Exercise data ::
⟨

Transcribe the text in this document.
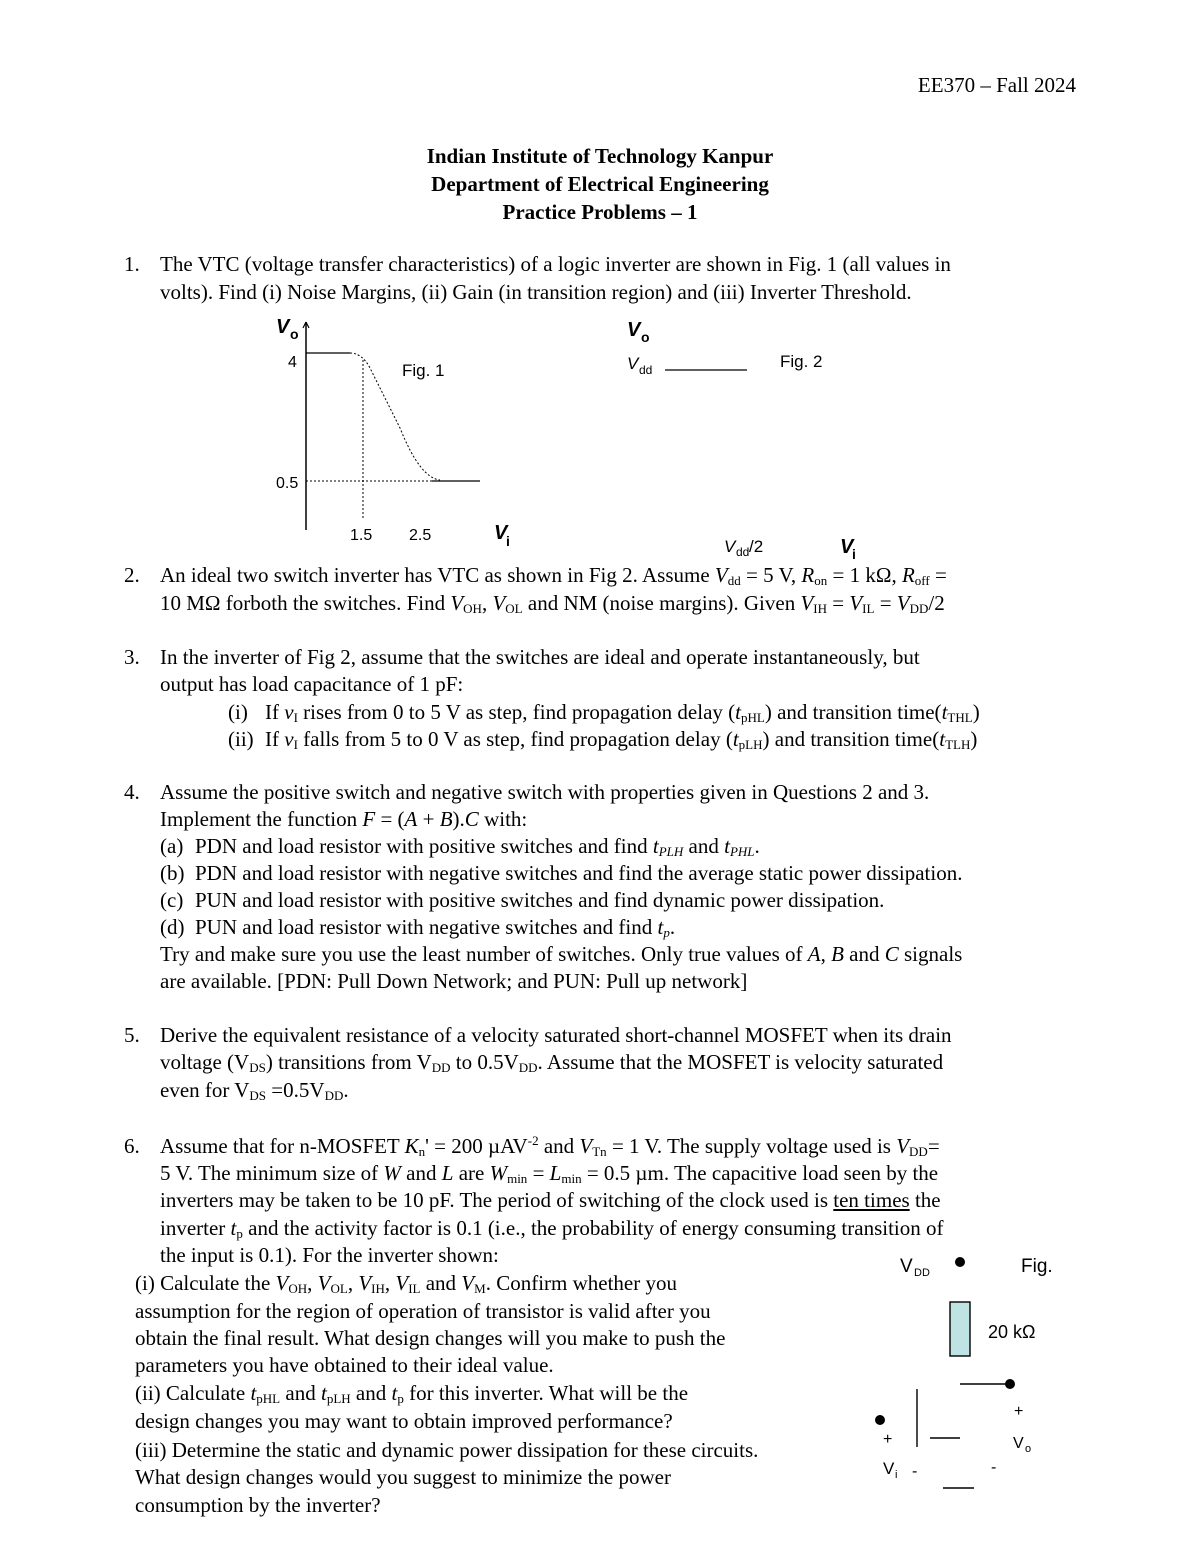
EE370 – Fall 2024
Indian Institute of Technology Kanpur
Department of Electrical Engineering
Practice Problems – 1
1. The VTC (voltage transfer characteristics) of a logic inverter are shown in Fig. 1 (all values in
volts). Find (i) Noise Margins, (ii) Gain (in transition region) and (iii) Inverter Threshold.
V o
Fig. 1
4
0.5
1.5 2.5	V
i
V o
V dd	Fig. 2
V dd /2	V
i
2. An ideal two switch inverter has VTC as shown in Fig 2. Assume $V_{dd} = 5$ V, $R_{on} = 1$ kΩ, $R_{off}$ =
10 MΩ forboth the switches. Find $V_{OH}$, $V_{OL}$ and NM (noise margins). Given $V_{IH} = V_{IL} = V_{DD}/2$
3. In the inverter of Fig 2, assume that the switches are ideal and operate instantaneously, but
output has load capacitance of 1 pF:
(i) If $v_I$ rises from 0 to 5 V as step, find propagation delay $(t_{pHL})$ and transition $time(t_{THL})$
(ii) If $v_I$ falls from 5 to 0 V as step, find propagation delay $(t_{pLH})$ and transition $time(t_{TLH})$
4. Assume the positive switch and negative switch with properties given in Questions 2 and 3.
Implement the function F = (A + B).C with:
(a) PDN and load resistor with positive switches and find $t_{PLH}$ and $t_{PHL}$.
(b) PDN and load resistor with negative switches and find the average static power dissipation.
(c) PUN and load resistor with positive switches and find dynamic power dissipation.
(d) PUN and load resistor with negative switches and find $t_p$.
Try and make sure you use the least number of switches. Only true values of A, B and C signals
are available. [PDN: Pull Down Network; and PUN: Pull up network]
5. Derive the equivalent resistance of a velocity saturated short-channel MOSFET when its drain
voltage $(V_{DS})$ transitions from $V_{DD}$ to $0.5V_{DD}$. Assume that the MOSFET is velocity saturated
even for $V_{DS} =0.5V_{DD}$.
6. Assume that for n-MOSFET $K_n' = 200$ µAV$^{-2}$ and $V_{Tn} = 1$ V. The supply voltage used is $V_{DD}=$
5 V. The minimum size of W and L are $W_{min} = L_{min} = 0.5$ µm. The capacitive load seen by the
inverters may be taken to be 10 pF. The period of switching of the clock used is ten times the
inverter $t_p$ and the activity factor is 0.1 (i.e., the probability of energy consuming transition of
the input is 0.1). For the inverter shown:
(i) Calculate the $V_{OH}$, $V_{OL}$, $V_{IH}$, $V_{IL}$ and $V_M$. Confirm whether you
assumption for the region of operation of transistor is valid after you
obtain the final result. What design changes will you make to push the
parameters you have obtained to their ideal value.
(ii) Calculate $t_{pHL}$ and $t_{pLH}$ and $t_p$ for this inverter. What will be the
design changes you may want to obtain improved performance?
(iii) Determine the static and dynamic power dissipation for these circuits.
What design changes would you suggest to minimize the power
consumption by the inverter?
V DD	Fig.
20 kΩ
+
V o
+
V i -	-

⟩

Aim of the exercise :: Find every line in the records above that holds the word "positive", and copy each one.

Solution for this exercise ::
4. Assume the positive switch and negative switch with properties given in Questions 2 and 3.
(a) PDN and load resistor with positive switches and find $t_{PLH}$ and $t_{PHL}$.
(c) PUN and load resistor with positive switches and find dynamic power dissipation.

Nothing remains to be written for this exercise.